> _The task_:
From the listing below, extract each entry exactly as written, minus the images.

------ Recorded information

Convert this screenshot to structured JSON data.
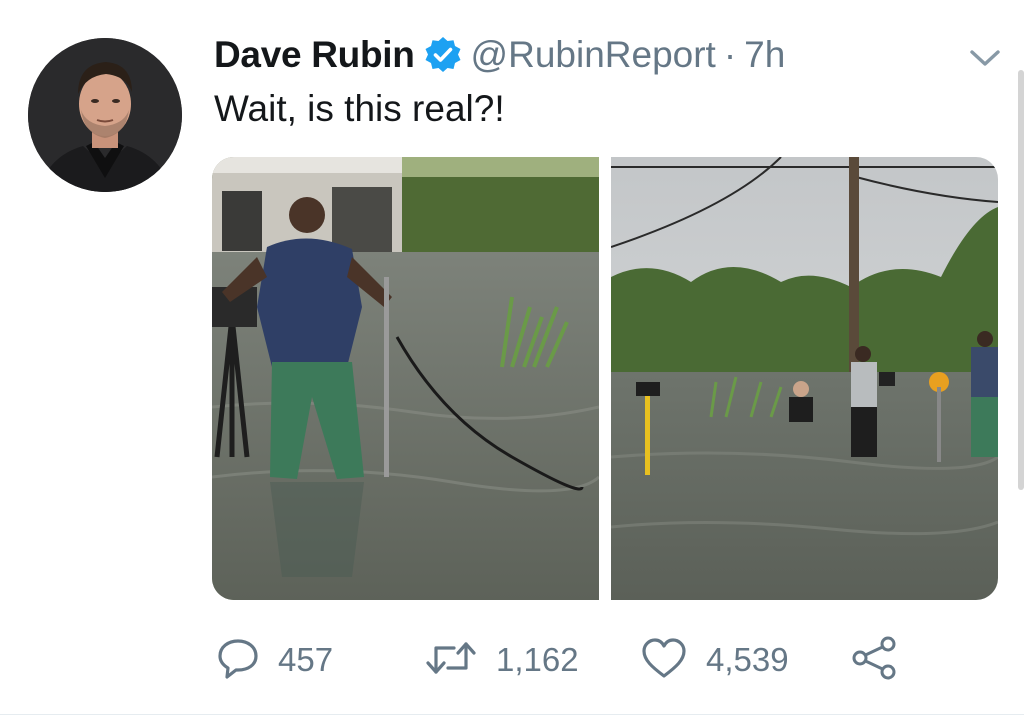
{
  "tweet": {
    "author_name": "Dave Rubin",
    "handle": "@RubinReport",
    "separator": "·",
    "time": "7h",
    "text": "Wait, is this real?!",
    "verified": true,
    "icons": {
      "avatar": "avatar",
      "verified": "verified-badge-icon",
      "menu": "chevron-down-icon",
      "reply": "reply-icon",
      "retweet": "retweet-icon",
      "like": "heart-icon",
      "share": "share-icon"
    },
    "colors": {
      "text": "#14171a",
      "secondary": "#657786",
      "verified_blue": "#1da1f2"
    }
  },
  "actions": {
    "replies": "457",
    "retweets": "1,162",
    "likes": "4,539"
  }
}
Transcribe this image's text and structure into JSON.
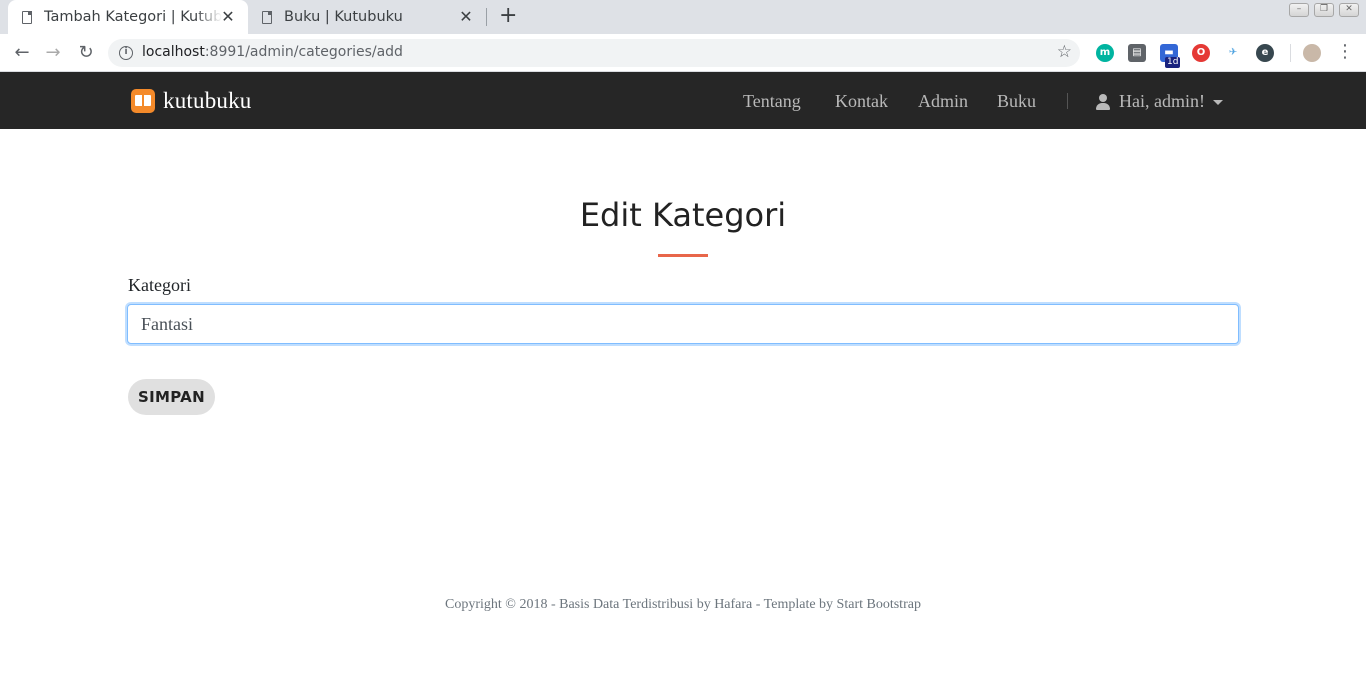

------------

> _Response to the exercise_:
Convert this screenshot to structured JSON data.
{
  "tweet": {
    "author_name": "Dave Rubin",
    "handle": "@RubinReport",
    "separator": "·",
    "time": "7h",
    "text": "Wait, is this real?!",
    "verified": true,
    "icons": {
      "avatar": "avatar",
      "verified": "verified-badge-icon",
      "menu": "chevron-down-icon",
      "reply": "reply-icon",
      "retweet": "retweet-icon",
      "like": "heart-icon",
      "share": "share-icon"
    },
    "colors": {
      "text": "#14171a",
      "secondary": "#657786",
      "verified_blue": "#1da1f2"
    }
  },
  "actions": {
    "replies": "457",
    "retweets": "1,162",
    "likes": "4,539"
  }
}
Transcribe this image's text and structure into JSON.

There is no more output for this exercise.